+++ Listed entries +++

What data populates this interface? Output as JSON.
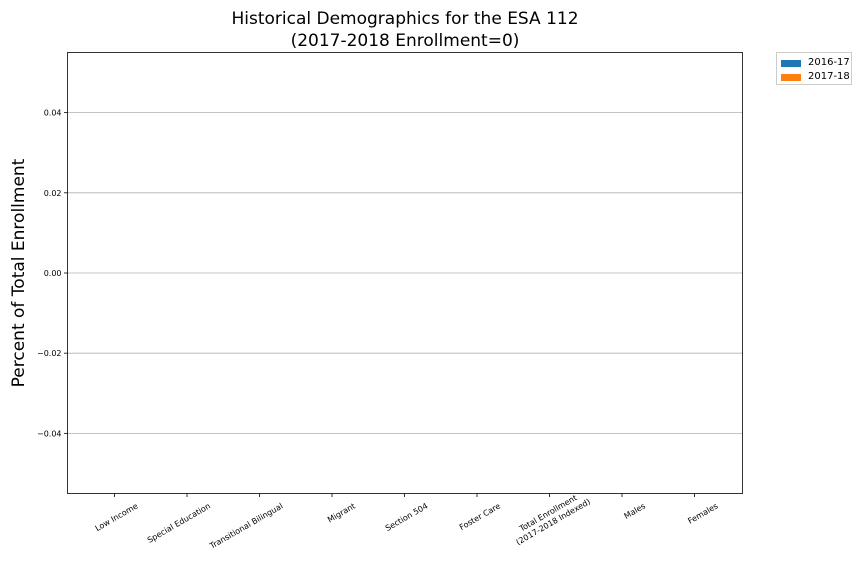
{
  "chart_data": {
    "type": "bar",
    "title": "Historical Demographics for the ESA 112",
    "subtitle": "(2017-2018 Enrollment=0)",
    "xlabel": "",
    "ylabel": "Percent of Total Enrollment",
    "categories": [
      "Low Income",
      "Special Education",
      "Transitional Bilingual",
      "Migrant",
      "Section 504",
      "Foster Care",
      "Total Enrollment\n(2017-2018 Indexed)",
      "Males",
      "Females"
    ],
    "series": [
      {
        "name": "2016-17",
        "color": "#1f77b4",
        "values": [
          0,
          0,
          0,
          0,
          0,
          0,
          0,
          0,
          0
        ]
      },
      {
        "name": "2017-18",
        "color": "#ff7f0e",
        "values": [
          0,
          0,
          0,
          0,
          0,
          0,
          0,
          0,
          0
        ]
      }
    ],
    "ylim": [
      -0.055,
      0.055
    ],
    "yticks": [
      -0.04,
      -0.02,
      0.0,
      0.02,
      0.04
    ],
    "ytick_labels": [
      "−0.04",
      "−0.02",
      "0.00",
      "0.02",
      "0.04"
    ],
    "grid": "y",
    "legend_position": "outside-top-right"
  }
}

+++

◆ **Goal**: Transcribe the whole listing, character for character, but not its images.

◆ **Full response**:
What data populates this interface? Output as JSON.
{
  "chart_data": {
    "type": "bar",
    "title": "Historical Demographics for the ESA 112",
    "subtitle": "(2017-2018 Enrollment=0)",
    "xlabel": "",
    "ylabel": "Percent of Total Enrollment",
    "categories": [
      "Low Income",
      "Special Education",
      "Transitional Bilingual",
      "Migrant",
      "Section 504",
      "Foster Care",
      "Total Enrollment\n(2017-2018 Indexed)",
      "Males",
      "Females"
    ],
    "series": [
      {
        "name": "2016-17",
        "color": "#1f77b4",
        "values": [
          0,
          0,
          0,
          0,
          0,
          0,
          0,
          0,
          0
        ]
      },
      {
        "name": "2017-18",
        "color": "#ff7f0e",
        "values": [
          0,
          0,
          0,
          0,
          0,
          0,
          0,
          0,
          0
        ]
      }
    ],
    "ylim": [
      -0.055,
      0.055
    ],
    "yticks": [
      -0.04,
      -0.02,
      0.0,
      0.02,
      0.04
    ],
    "ytick_labels": [
      "−0.04",
      "−0.02",
      "0.00",
      "0.02",
      "0.04"
    ],
    "grid": "y",
    "legend_position": "outside-top-right"
  }
}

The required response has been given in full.